Check each line of the material below for "text", then copy the ones that contain it.

-- start of DATA FOR THE TASK --

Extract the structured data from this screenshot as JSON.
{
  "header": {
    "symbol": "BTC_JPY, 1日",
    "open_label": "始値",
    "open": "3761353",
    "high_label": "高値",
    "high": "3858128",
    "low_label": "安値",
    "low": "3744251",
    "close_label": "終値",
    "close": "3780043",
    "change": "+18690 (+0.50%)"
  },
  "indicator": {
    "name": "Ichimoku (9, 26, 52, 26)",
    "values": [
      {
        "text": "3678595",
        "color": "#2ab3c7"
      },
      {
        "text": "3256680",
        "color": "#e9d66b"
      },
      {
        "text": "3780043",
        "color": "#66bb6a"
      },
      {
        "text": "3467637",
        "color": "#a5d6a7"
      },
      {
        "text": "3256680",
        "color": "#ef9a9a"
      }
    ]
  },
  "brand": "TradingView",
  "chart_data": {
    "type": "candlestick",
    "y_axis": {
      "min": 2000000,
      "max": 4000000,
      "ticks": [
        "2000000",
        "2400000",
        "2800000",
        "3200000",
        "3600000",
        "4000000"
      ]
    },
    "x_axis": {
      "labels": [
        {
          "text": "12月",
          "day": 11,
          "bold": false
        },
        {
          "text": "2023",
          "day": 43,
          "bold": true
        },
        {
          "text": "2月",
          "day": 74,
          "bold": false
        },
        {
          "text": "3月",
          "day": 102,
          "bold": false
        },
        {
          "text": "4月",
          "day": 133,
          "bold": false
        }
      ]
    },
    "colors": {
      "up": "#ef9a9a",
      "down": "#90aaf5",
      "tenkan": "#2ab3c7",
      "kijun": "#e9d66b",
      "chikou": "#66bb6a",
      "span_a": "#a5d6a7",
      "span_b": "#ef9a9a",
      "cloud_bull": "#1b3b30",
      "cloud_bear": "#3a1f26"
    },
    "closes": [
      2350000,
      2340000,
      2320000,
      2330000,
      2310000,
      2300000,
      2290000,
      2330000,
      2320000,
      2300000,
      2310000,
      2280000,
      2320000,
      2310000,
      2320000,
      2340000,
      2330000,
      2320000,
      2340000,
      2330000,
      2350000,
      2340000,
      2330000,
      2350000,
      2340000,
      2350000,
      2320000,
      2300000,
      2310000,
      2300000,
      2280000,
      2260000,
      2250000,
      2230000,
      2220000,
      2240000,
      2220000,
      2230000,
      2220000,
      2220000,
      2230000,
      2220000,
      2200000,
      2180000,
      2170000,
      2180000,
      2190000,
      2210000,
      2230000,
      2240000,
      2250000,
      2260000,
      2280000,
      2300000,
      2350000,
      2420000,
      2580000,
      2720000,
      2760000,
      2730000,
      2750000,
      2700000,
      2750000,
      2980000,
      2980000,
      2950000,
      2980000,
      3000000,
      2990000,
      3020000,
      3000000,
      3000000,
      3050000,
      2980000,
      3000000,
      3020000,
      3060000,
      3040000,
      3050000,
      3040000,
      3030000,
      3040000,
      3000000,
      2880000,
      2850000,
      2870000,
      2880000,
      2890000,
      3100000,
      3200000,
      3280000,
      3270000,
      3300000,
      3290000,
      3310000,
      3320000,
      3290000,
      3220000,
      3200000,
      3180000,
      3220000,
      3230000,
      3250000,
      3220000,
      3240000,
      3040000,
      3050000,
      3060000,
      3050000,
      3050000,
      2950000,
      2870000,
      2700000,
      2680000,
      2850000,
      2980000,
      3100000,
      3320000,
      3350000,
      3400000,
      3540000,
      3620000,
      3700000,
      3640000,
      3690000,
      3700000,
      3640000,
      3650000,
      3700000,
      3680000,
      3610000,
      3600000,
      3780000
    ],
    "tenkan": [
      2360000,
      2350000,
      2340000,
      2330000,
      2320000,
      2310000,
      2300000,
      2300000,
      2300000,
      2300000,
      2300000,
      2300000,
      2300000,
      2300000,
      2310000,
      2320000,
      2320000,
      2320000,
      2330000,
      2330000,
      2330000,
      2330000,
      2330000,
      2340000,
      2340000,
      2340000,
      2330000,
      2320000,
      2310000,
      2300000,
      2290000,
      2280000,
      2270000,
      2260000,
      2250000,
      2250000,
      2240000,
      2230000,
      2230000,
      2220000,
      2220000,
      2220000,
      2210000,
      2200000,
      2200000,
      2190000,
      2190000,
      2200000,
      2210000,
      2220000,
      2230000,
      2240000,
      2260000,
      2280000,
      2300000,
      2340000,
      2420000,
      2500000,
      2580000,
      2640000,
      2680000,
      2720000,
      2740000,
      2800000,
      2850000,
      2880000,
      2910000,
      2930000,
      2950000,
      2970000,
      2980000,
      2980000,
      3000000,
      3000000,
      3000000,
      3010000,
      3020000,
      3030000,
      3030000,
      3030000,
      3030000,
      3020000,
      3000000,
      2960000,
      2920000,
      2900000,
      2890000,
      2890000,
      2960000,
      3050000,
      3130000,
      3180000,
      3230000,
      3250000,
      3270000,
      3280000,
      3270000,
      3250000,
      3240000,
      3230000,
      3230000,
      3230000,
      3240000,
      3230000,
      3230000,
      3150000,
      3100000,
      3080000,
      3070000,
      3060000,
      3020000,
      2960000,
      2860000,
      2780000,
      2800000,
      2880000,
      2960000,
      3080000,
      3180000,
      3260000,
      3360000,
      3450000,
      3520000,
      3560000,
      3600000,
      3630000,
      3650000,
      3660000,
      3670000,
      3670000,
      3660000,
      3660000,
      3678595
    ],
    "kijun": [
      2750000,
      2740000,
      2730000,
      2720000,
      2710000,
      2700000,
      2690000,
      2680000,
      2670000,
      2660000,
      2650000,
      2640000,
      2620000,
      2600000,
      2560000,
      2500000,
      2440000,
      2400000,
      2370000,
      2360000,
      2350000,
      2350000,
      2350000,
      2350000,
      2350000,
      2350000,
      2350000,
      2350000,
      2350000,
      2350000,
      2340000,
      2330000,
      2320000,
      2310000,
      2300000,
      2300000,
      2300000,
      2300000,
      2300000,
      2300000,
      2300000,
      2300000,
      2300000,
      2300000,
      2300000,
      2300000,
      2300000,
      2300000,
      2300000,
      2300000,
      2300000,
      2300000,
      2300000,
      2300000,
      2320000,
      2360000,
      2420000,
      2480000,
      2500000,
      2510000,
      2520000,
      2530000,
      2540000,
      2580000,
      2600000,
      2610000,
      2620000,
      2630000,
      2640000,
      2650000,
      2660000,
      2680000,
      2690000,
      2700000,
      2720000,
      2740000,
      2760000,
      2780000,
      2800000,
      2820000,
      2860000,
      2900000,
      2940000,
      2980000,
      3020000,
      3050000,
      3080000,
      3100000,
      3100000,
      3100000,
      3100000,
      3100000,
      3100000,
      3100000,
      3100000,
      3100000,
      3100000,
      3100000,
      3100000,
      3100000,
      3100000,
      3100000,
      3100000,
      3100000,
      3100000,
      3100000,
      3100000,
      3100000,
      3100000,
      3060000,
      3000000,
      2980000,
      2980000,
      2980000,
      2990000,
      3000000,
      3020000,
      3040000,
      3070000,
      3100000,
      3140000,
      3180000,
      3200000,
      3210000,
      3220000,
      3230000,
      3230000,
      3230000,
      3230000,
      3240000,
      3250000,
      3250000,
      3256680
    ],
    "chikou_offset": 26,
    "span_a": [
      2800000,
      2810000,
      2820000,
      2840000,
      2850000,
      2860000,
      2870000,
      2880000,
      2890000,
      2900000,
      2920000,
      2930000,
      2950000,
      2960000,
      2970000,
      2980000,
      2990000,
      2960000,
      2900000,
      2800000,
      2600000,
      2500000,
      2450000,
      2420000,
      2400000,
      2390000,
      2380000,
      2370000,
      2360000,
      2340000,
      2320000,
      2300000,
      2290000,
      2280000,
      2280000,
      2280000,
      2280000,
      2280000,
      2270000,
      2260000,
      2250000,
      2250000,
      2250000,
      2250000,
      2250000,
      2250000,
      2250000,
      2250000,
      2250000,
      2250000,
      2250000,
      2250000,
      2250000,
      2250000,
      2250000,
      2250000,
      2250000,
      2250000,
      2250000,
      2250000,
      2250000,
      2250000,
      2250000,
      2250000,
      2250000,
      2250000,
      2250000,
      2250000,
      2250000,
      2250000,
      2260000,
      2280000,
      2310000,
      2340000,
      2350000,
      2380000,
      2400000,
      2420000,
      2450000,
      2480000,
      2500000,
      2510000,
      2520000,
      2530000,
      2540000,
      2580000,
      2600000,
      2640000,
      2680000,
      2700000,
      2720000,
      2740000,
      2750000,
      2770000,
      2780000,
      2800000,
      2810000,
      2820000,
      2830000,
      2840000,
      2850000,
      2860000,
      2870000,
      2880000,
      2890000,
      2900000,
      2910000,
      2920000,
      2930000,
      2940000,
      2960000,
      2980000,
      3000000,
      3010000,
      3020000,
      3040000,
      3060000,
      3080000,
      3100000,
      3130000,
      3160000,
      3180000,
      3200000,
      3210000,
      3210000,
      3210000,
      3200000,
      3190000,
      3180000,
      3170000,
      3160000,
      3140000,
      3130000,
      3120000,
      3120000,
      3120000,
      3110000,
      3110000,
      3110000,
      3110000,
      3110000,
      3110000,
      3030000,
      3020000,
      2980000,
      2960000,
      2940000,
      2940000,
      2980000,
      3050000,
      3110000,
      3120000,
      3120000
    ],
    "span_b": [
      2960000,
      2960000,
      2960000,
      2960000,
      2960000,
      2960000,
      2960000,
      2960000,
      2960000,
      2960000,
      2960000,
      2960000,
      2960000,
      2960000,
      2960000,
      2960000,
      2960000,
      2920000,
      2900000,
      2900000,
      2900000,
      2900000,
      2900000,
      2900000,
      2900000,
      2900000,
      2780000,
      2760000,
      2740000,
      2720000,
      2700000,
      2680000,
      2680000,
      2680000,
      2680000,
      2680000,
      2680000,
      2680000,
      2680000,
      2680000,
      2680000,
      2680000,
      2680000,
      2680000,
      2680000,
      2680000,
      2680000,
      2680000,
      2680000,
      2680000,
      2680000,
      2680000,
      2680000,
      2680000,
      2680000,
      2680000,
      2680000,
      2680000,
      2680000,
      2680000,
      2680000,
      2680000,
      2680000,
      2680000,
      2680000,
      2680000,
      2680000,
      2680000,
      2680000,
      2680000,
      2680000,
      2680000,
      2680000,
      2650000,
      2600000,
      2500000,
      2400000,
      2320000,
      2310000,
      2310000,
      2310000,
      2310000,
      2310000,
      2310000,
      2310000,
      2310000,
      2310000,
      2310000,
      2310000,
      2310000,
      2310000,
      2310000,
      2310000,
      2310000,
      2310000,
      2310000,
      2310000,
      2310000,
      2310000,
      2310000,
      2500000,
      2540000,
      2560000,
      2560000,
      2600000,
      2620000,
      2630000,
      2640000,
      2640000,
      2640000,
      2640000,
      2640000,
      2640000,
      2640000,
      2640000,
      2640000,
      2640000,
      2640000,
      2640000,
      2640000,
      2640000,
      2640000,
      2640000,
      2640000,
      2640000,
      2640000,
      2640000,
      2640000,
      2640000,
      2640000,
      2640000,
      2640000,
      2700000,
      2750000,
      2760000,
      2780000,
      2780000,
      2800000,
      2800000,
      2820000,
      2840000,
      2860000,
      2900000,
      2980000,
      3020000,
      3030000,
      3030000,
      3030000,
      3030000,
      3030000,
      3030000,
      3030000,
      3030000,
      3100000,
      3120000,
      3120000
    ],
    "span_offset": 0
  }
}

-- end of DATA FOR THE TASK --

OUTPUT OF THE TASK =>
        "text": "3678595",
        "text": "3256680",
        "text": "3780043",
        "text": "3467637",
        "text": "3256680",
          "text": "12月",
          "text": "2023",
          "text": "2月",
          "text": "3月",
          "text": "4月",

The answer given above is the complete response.